Available data>
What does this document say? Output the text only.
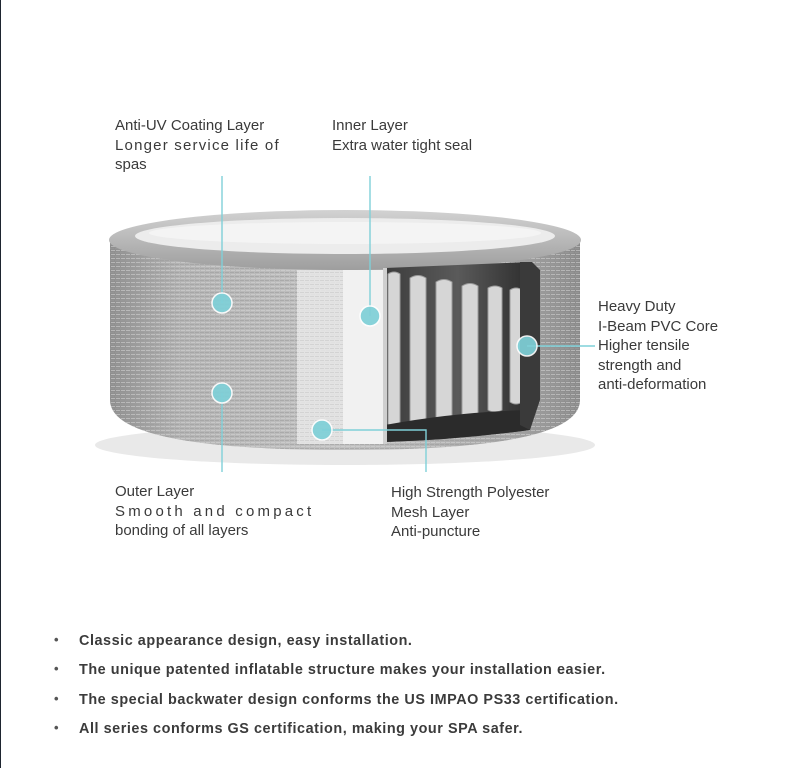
Anti-UV Coating Layer
Longer service life of
spas
Inner Layer
Extra water tight seal
Heavy Duty
I-Beam PVC Core
Higher tensile
strength and
anti-deformation
Outer Layer
Smooth and compact
bonding of all layers
High Strength Polyester
Mesh Layer
Anti-puncture
• Classic appearance design, easy installation.
• The unique patented inflatable structure makes your installation easier.
• The special backwater design conforms the US IMPAO PS33 certification.
• All series conforms GS certification, making your SPA safer.
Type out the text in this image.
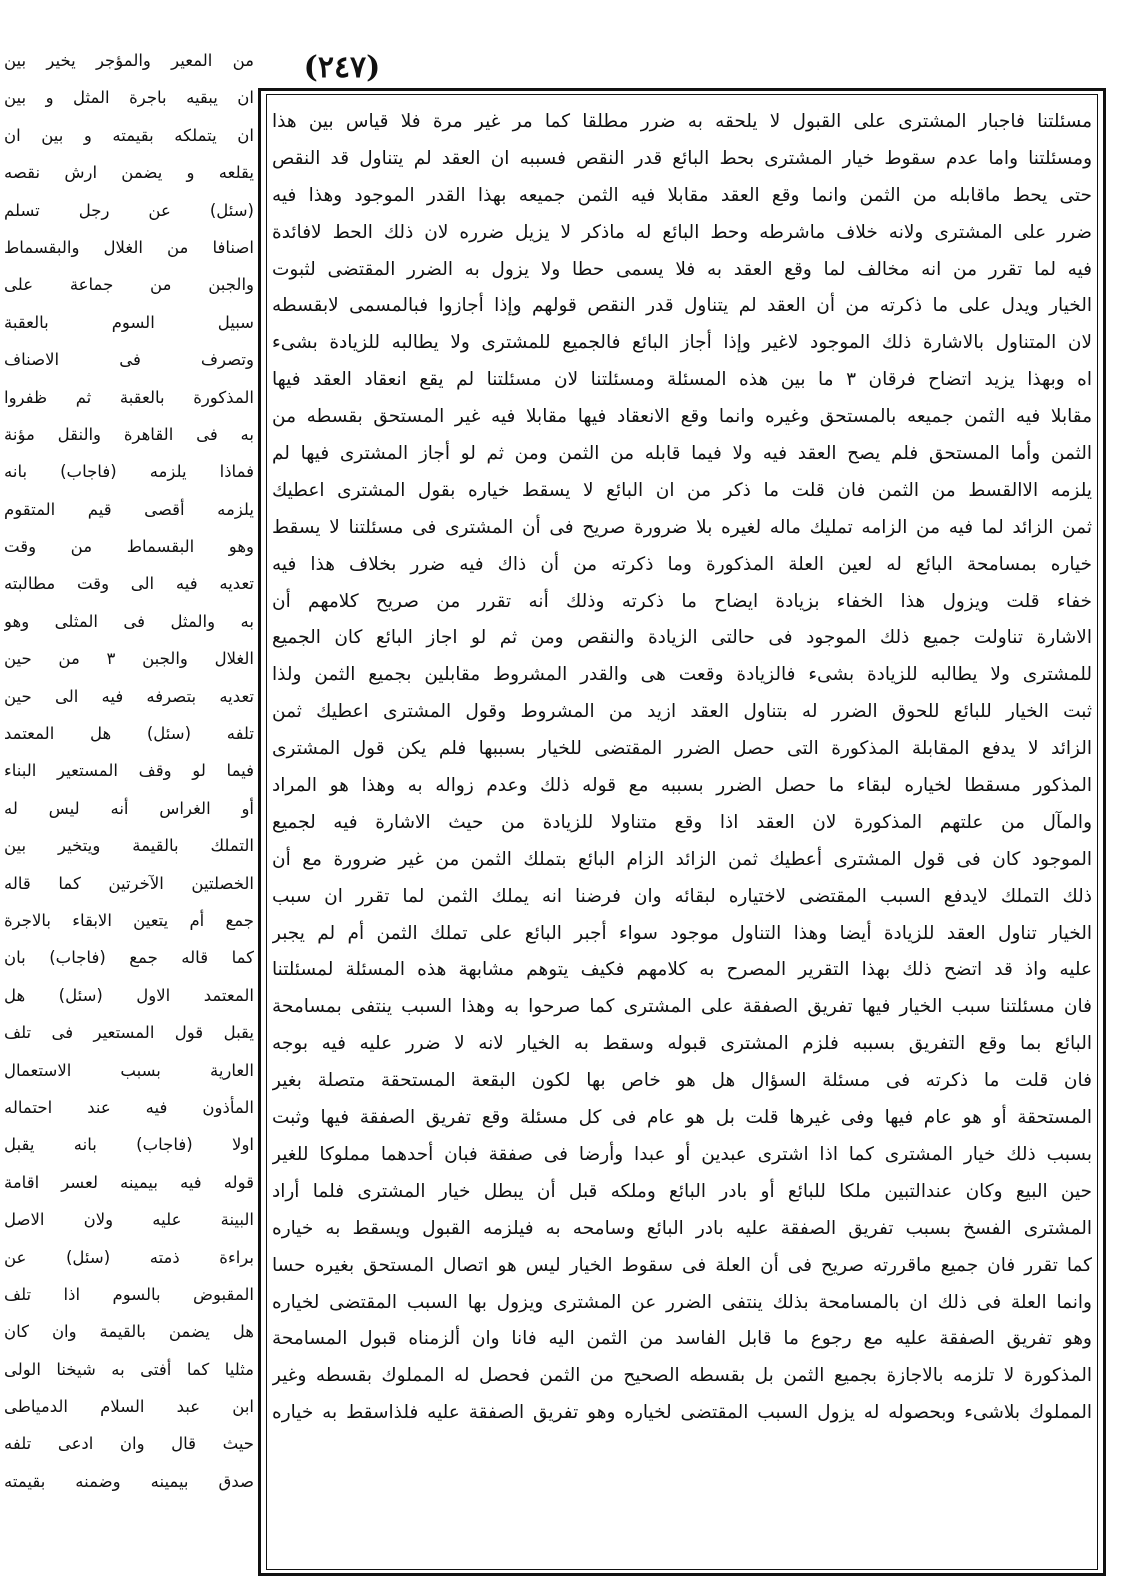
(٢٤٧)
مسئلتنا فاجبار المشترى على القبول لا يلحقه به ضرر مطلقا كما مر غير مرة فلا قياس بين هذا
ومسئلتنا واما عدم سقوط خيار المشترى بحط البائع قدر النقص فسببه ان العقد لم يتناول قد النقص
حتى يحط ماقابله من الثمن وانما وقع العقد مقابلا فيه الثمن جميعه بهذا القدر الموجود وهذا فيه
ضرر على المشترى ولانه خلاف ماشرطه وحط البائع له ماذكر لا يزيل ضرره لان ذلك الحط لافائدة
فيه لما تقرر من انه مخالف لما وقع العقد به فلا يسمى حطا ولا يزول به الضرر المقتضى لثبوت
الخيار ويدل على ما ذكرته من أن العقد لم يتناول قدر النقص قولهم وإذا أجازوا فبالمسمى لابقسطه
لان المتناول بالاشارة ذلك الموجود لاغير وإذا أجاز البائع فالجميع للمشترى ولا يطالبه للزيادة بشىء
اه وبهذا يزيد اتضاح فرقان ٣ ما بين هذه المسئلة ومسئلتنا لان مسئلتنا لم يقع انعقاد العقد فيها
مقابلا فيه الثمن جميعه بالمستحق وغيره وانما وقع الانعقاد فيها مقابلا فيه غير المستحق بقسطه من
الثمن وأما المستحق فلم يصح العقد فيه ولا فيما قابله من الثمن ومن ثم لو أجاز المشترى فيها لم
يلزمه الاالقسط من الثمن فان قلت ما ذكر من ان البائع لا يسقط خياره بقول المشترى اعطيك
ثمن الزائد لما فيه من الزامه تمليك ماله لغيره بلا ضرورة صريح فى أن المشترى فى مسئلتنا لا يسقط
خياره بمسامحة البائع له لعين العلة المذكورة وما ذكرته من أن ذاك فيه ضرر بخلاف هذا فيه
خفاء قلت ويزول هذا الخفاء بزيادة ايضاح ما ذكرته وذلك أنه تقرر من صريح كلامهم أن
الاشارة تناولت جميع ذلك الموجود فى حالتى الزيادة والنقص ومن ثم لو اجاز البائع كان الجميع
للمشترى ولا يطالبه للزيادة بشىء فالزيادة وقعت هى والقدر المشروط مقابلين بجميع الثمن ولذا
ثبت الخيار للبائع للحوق الضرر له بتناول العقد ازيد من المشروط وقول المشترى اعطيك ثمن
الزائد لا يدفع المقابلة المذكورة التى حصل الضرر المقتضى للخيار بسببها فلم يكن قول المشترى
المذكور مسقطا لخياره لبقاء ما حصل الضرر بسببه مع قوله ذلك وعدم زواله به وهذا هو المراد
والمآل من علتهم المذكورة لان العقد اذا وقع متناولا للزيادة من حيث الاشارة فيه لجميع
الموجود كان فى قول المشترى أعطيك ثمن الزائد الزام البائع بتملك الثمن من غير ضرورة مع أن
ذلك التملك لايدفع السبب المقتضى لاختياره لبقائه وان فرضنا انه يملك الثمن لما تقرر ان سبب
الخيار تناول العقد للزيادة أيضا وهذا التناول موجود سواء أجبر البائع على تملك الثمن أم لم يجبر
عليه واذ قد اتضح ذلك بهذا التقرير المصرح به كلامهم فكيف يتوهم مشابهة هذه المسئلة لمسئلتنا
فان مسئلتنا سبب الخيار فيها تفريق الصفقة على المشترى كما صرحوا به وهذا السبب ينتفى بمسامحة
البائع بما وقع التفريق بسببه فلزم المشترى قبوله وسقط به الخيار لانه لا ضرر عليه فيه بوجه
فان قلت ما ذكرته فى مسئلة السؤال هل هو خاص بها لكون البقعة المستحقة متصلة بغير
المستحقة أو هو عام فيها وفى غيرها قلت بل هو عام فى كل مسئلة وقع تفريق الصفقة فيها وثبت
بسبب ذلك خيار المشترى كما اذا اشترى عبدين أو عبدا وأرضا فى صفقة فبان أحدهما مملوكا للغير
حين البيع وكان عندالتبين ملكا للبائع أو بادر البائع وملكه قبل أن يبطل خيار المشترى فلما أراد
المشترى الفسخ بسبب تفريق الصفقة عليه بادر البائع وسامحه به فيلزمه القبول ويسقط به خياره
كما تقرر فان جميع ماقررته صريح فى أن العلة فى سقوط الخيار ليس هو اتصال المستحق بغيره حسا
وانما العلة فى ذلك ان بالمسامحة بذلك ينتفى الضرر عن المشترى ويزول بها السبب المقتضى لخياره
وهو تفريق الصفقة عليه مع رجوع ما قابل الفاسد من الثمن اليه فانا وان ألزمناه قبول المسامحة
المذكورة لا تلزمه بالاجازة بجميع الثمن بل بقسطه الصحيح من الثمن فحصل له المملوك بقسطه وغير
المملوك بلاشىء وبحصوله له يزول السبب المقتضى لخياره وهو تفريق الصفقة عليه فلذاسقط به خياره
من المعير والمؤجر يخير بين
ان يبقيه باجرة المثل و بين
ان يتملكه بقيمته و بين ان
يقلعه و يضمن ارش نقصه
(سئل) عن رجل تسلم
اصنافا من الغلال والبقسماط
والجبن من جماعة على
سبيل السوم بالعقبة
وتصرف فى الاصناف
المذكورة بالعقبة ثم ظفروا
به فى القاهرة والنقل مؤنة
فماذا يلزمه (فاجاب) بانه
يلزمه أقصى قيم المتقوم
وهو البقسماط من وقت
تعديه فيه الى وقت مطالبته
به والمثل فى المثلى وهو
الغلال والجبن ٣ من حين
تعديه بتصرفه فيه الى حين
تلفه (سئل) هل المعتمد
فيما لو وقف المستعير البناء
أو الغراس أنه ليس له
التملك بالقيمة ويتخير بين
الخصلتين الآخرتين كما قاله
جمع أم يتعين الابقاء بالاجرة
كما قاله جمع (فاجاب) بان
المعتمد الاول (سئل) هل
يقبل قول المستعير فى تلف
العارية بسبب الاستعمال
المأذون فيه عند احتماله
اولا (فاجاب) بانه يقبل
قوله فيه بيمينه لعسر اقامة
البينة عليه ولان الاصل
براءة ذمته (سئل) عن
المقبوض بالسوم اذا تلف
هل يضمن بالقيمة وان كان
مثليا كما أفتى به شيخنا الولى
ابن عبد السلام الدمياطى
حيث قال وان ادعى تلفه
صدق بيمينه وضمنه بقيمته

Short task>
Search the records above for the string "للبائع". Copy every line that contains it.

Task response>
ثبت الخيار للبائع للحوق الضرر له بتناول العقد ازيد من المشروط وقول المشترى اعطيك ثمن
حين البيع وكان عندالتبين ملكا للبائع أو بادر البائع وملكه قبل أن يبطل خيار المشترى فلما أراد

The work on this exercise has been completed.